GIVEN INSTRUCTION ▸ Every record that follows must be duplicated exactly, with images left out.
____ RECORDS FOR THE EXERCISE
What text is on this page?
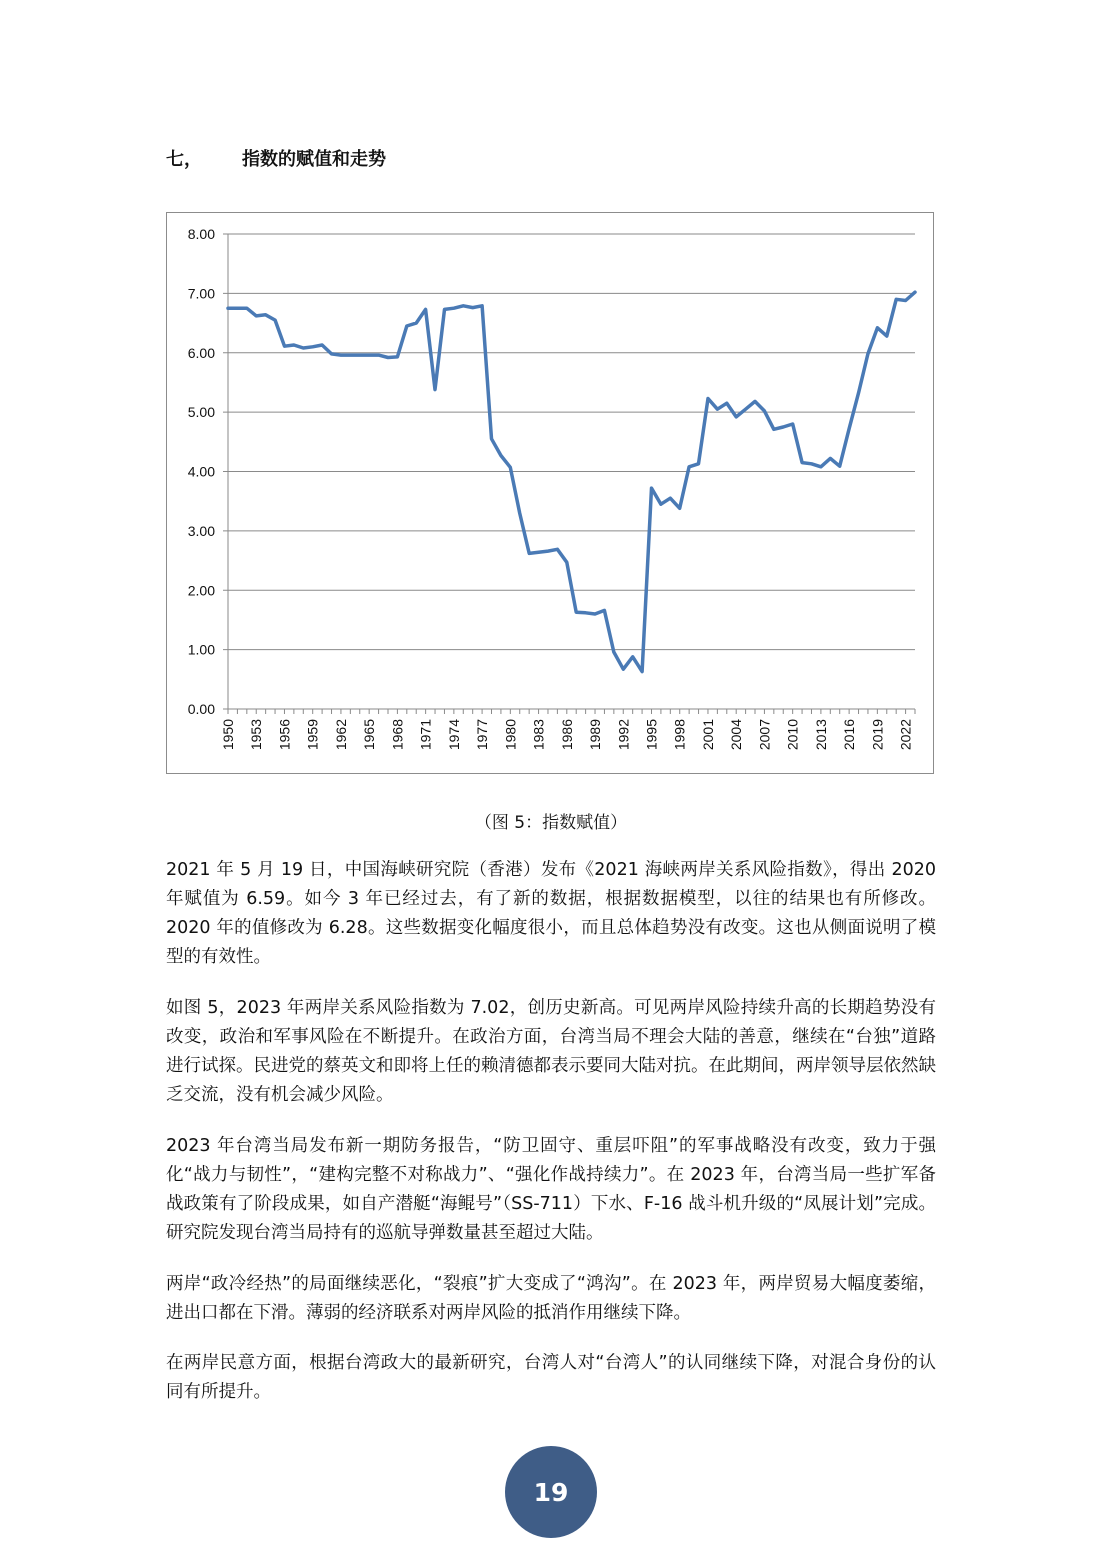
七，	指数的赋值和走势
0.00
1.00
2.00
3.00
4.00
5.00
6.00
7.00
8.00
1950 1953 1956 1959 1962 1965 1968 1971 1974 1977 1980 1983 1986 1989 1992 1995 1998 2001 2004 2007 2010 2013 2016 2019 2022
（图 5：指数赋值）

2021 年 5 月 19 日，中国海峡研究院（香港）发布《2021 海峡两岸关系风险指数》，得出 2020 年赋值为 6.59。如今 3 年已经过去，有了新的数据，根据数据模型，以往的结果也有所修改。2020 年的值修改为 6.28。这些数据变化幅度很小，而且总体趋势没有改变。这也从侧面说明了模型的有效性。

如图 5，2023 年两岸关系风险指数为 7.02，创历史新高。可见两岸风险持续升高的长期趋势没有改变，政治和军事风险在不断提升。在政治方面，台湾当局不理会大陆的善意，继续在“台独”道路进行试探。民进党的蔡英文和即将上任的赖清德都表示要同大陆对抗。在此期间，两岸领导层依然缺乏交流，没有机会减少风险。

2023 年台湾当局发布新一期防务报告，“防卫固守、重层吓阻”的军事战略没有改变，致力于强化“战力与韧性”，“建构完整不对称战力”、“强化作战持续力”。在 2023 年，台湾当局一些扩军备战政策有了阶段成果，如自产潜艇“海鲲号”（SS-711）下水、F-16 战斗机升级的“凤展计划”完成。研究院发现台湾当局持有的巡航导弹数量甚至超过大陆。

两岸“政冷经热”的局面继续恶化，“裂痕”扩大变成了“鸿沟”。在 2023 年，两岸贸易大幅度萎缩，进出口都在下滑。薄弱的经济联系对两岸风险的抵消作用继续下降。

在两岸民意方面，根据台湾政大的最新研究，台湾人对“台湾人”的认同继续下降，对混合身份的认同有所提升。

19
________
EXERCISE ANSWER ▸
What text is on this page?
七，	指数的赋值和走势
0.00
1.00
2.00
3.00
4.00
5.00
6.00
7.00
8.00
1950 1953 1956 1959 1962 1965 1968 1971 1974 1977 1980 1983 1986 1989 1992 1995 1998 2001 2004 2007 2010 2013 2016 2019 2022
（图 5：指数赋值）

2021 年 5 月 19 日，中国海峡研究院（香港）发布《2021 海峡两岸关系风险指数》，得出 2020 年赋值为 6.59。如今 3 年已经过去，有了新的数据，根据数据模型，以往的结果也有所修改。2020 年的值修改为 6.28。这些数据变化幅度很小，而且总体趋势没有改变。这也从侧面说明了模型的有效性。

如图 5，2023 年两岸关系风险指数为 7.02，创历史新高。可见两岸风险持续升高的长期趋势没有改变，政治和军事风险在不断提升。在政治方面，台湾当局不理会大陆的善意，继续在“台独”道路进行试探。民进党的蔡英文和即将上任的赖清德都表示要同大陆对抗。在此期间，两岸领导层依然缺乏交流，没有机会减少风险。

2023 年台湾当局发布新一期防务报告，“防卫固守、重层吓阻”的军事战略没有改变，致力于强化“战力与韧性”，“建构完整不对称战力”、“强化作战持续力”。在 2023 年，台湾当局一些扩军备战政策有了阶段成果，如自产潜艇“海鲲号”（SS-711）下水、F-16 战斗机升级的“凤展计划”完成。研究院发现台湾当局持有的巡航导弹数量甚至超过大陆。

两岸“政冷经热”的局面继续恶化，“裂痕”扩大变成了“鸿沟”。在 2023 年，两岸贸易大幅度萎缩，进出口都在下滑。薄弱的经济联系对两岸风险的抵消作用继续下降。

在两岸民意方面，根据台湾政大的最新研究，台湾人对“台湾人”的认同继续下降，对混合身份的认同有所提升。

19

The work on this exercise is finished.